____ Information supplied

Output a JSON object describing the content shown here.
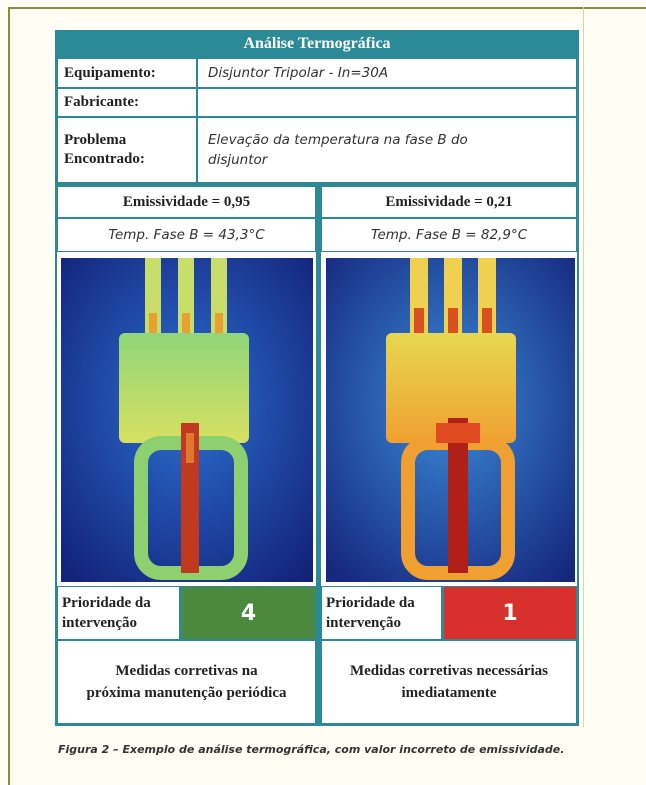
{
  "header": {
    "title": "Análise Termográfica"
  },
  "info": [
    {
      "label": "Equipamento:",
      "value": "Disjuntor Tripolar - In=30A"
    },
    {
      "label": "Fabricante:"
    },
    {
      "label": "Problema Encontrado:",
      "value": "Elevação da temperatura na fase B do disjuntor"
    }
  ],
  "columns": [
    {
      "emissivity": "Emissividade = 0,95",
      "temperature": "Temp. Fase B = 43,3°C",
      "priority_label": "Prioridade da intervenção",
      "priority": 4,
      "measures": "Medidas corretivas na próxima manutenção periódica"
    },
    {
      "emissivity": "Emissividade = 0,21",
      "temperature": "Temp. Fase B = 82,9°C",
      "priority_label": "Prioridade da intervenção",
      "priority": 1,
      "measures": "Medidas corretivas necessárias imediatamente"
    }
  ],
  "caption": "Figura 2 – Exemplo de análise termográfica, com valor incorreto de emissividade."
}
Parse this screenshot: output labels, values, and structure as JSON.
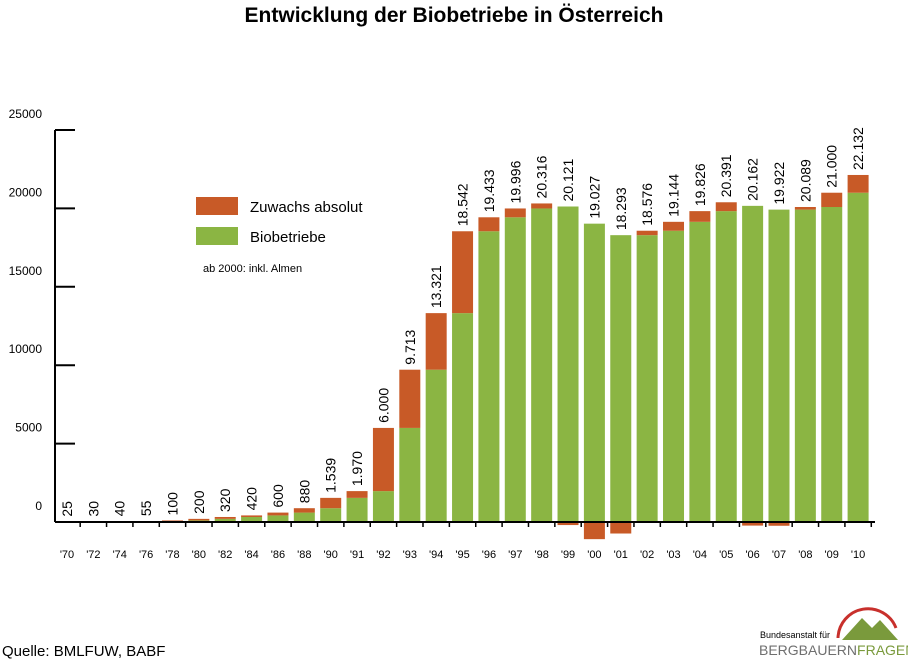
{
  "chart_data": {
    "type": "bar",
    "stacked": true,
    "title": "Entwicklung der Biobetriebe in Österreich",
    "note": "ab 2000: inkl. Almen",
    "source": "Quelle: BMLFUW, BABF",
    "logo": {
      "line1": "Bundesanstalt für",
      "line2a": "BERGBAUERN",
      "line2b": "FRAGEN"
    },
    "categories": [
      "'70",
      "'72",
      "'74",
      "'76",
      "'78",
      "'80",
      "'82",
      "'84",
      "'86",
      "'88",
      "'90",
      "'91",
      "'92",
      "'93",
      "'94",
      "'95",
      "'96",
      "'97",
      "'98",
      "'99",
      "'00",
      "'01",
      "'02",
      "'03",
      "'04",
      "'05",
      "'06",
      "'07",
      "'08",
      "'09",
      "'10"
    ],
    "series": [
      {
        "name": "Biobetriebe",
        "color": "#8bb543",
        "values": [
          25,
          25,
          30,
          40,
          55,
          100,
          200,
          320,
          420,
          600,
          880,
          1539,
          1970,
          6000,
          9713,
          13321,
          18542,
          19433,
          19996,
          20121,
          19027,
          18293,
          18293,
          18576,
          19144,
          19826,
          20162,
          19922,
          19922,
          20089,
          21000
        ]
      },
      {
        "name": "Zuwachs absolut",
        "color": "#c85a27",
        "values": [
          null,
          5,
          10,
          15,
          45,
          100,
          120,
          100,
          180,
          280,
          659,
          431,
          4030,
          3713,
          3608,
          5221,
          891,
          563,
          320,
          -195,
          -1094,
          -734,
          283,
          568,
          682,
          565,
          -229,
          -240,
          167,
          911,
          1132
        ]
      }
    ],
    "value_labels": [
      "25",
      "30",
      "40",
      "55",
      "100",
      "200",
      "320",
      "420",
      "600",
      "880",
      "1.539",
      "1.970",
      "6.000",
      "9.713",
      "13.321",
      "18.542",
      "19.433",
      "19.996",
      "20.316",
      "20.121",
      "19.027",
      "18.293",
      "18.576",
      "19.144",
      "19.826",
      "20.391",
      "20.162",
      "19.922",
      "20.089",
      "21.000",
      "22.132"
    ],
    "ylim": [
      0,
      25000
    ],
    "yticks": [
      0,
      5000,
      10000,
      15000,
      20000,
      25000
    ]
  }
}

________

Quote the material exactly. Pictures stay out.

» Response to the task:
Output a JSON object describing the content shown here.
{
  "header": {
    "title": "Análise Termográfica"
  },
  "info": [
    {
      "label": "Equipamento:",
      "value": "Disjuntor Tripolar - In=30A"
    },
    {
      "label": "Fabricante:"
    },
    {
      "label": "Problema Encontrado:",
      "value": "Elevação da temperatura na fase B do disjuntor"
    }
  ],
  "columns": [
    {
      "emissivity": "Emissividade = 0,95",
      "temperature": "Temp. Fase B = 43,3°C",
      "priority_label": "Prioridade da intervenção",
      "priority": 4,
      "measures": "Medidas corretivas na próxima manutenção periódica"
    },
    {
      "emissivity": "Emissividade = 0,21",
      "temperature": "Temp. Fase B = 82,9°C",
      "priority_label": "Prioridade da intervenção",
      "priority": 1,
      "measures": "Medidas corretivas necessárias imediatamente"
    }
  ],
  "caption": "Figura 2 – Exemplo de análise termográfica, com valor incorreto de emissividade."
}
Parse this screenshot: output labels, values, and structure as JSON.
{
  "chart_data": {
    "type": "bar",
    "stacked": true,
    "title": "Entwicklung der Biobetriebe in Österreich",
    "note": "ab 2000: inkl. Almen",
    "source": "Quelle: BMLFUW, BABF",
    "logo": {
      "line1": "Bundesanstalt für",
      "line2a": "BERGBAUERN",
      "line2b": "FRAGEN"
    },
    "categories": [
      "'70",
      "'72",
      "'74",
      "'76",
      "'78",
      "'80",
      "'82",
      "'84",
      "'86",
      "'88",
      "'90",
      "'91",
      "'92",
      "'93",
      "'94",
      "'95",
      "'96",
      "'97",
      "'98",
      "'99",
      "'00",
      "'01",
      "'02",
      "'03",
      "'04",
      "'05",
      "'06",
      "'07",
      "'08",
      "'09",
      "'10"
    ],
    "series": [
      {
        "name": "Biobetriebe",
        "color": "#8bb543",
        "values": [
          25,
          25,
          30,
          40,
          55,
          100,
          200,
          320,
          420,
          600,
          880,
          1539,
          1970,
          6000,
          9713,
          13321,
          18542,
          19433,
          19996,
          20121,
          19027,
          18293,
          18293,
          18576,
          19144,
          19826,
          20162,
          19922,
          19922,
          20089,
          21000
        ]
      },
      {
        "name": "Zuwachs absolut",
        "color": "#c85a27",
        "values": [
          null,
          5,
          10,
          15,
          45,
          100,
          120,
          100,
          180,
          280,
          659,
          431,
          4030,
          3713,
          3608,
          5221,
          891,
          563,
          320,
          -195,
          -1094,
          -734,
          283,
          568,
          682,
          565,
          -229,
          -240,
          167,
          911,
          1132
        ]
      }
    ],
    "value_labels": [
      "25",
      "30",
      "40",
      "55",
      "100",
      "200",
      "320",
      "420",
      "600",
      "880",
      "1.539",
      "1.970",
      "6.000",
      "9.713",
      "13.321",
      "18.542",
      "19.433",
      "19.996",
      "20.316",
      "20.121",
      "19.027",
      "18.293",
      "18.576",
      "19.144",
      "19.826",
      "20.391",
      "20.162",
      "19.922",
      "20.089",
      "21.000",
      "22.132"
    ],
    "ylim": [
      0,
      25000
    ],
    "yticks": [
      0,
      5000,
      10000,
      15000,
      20000,
      25000
    ]
  }
}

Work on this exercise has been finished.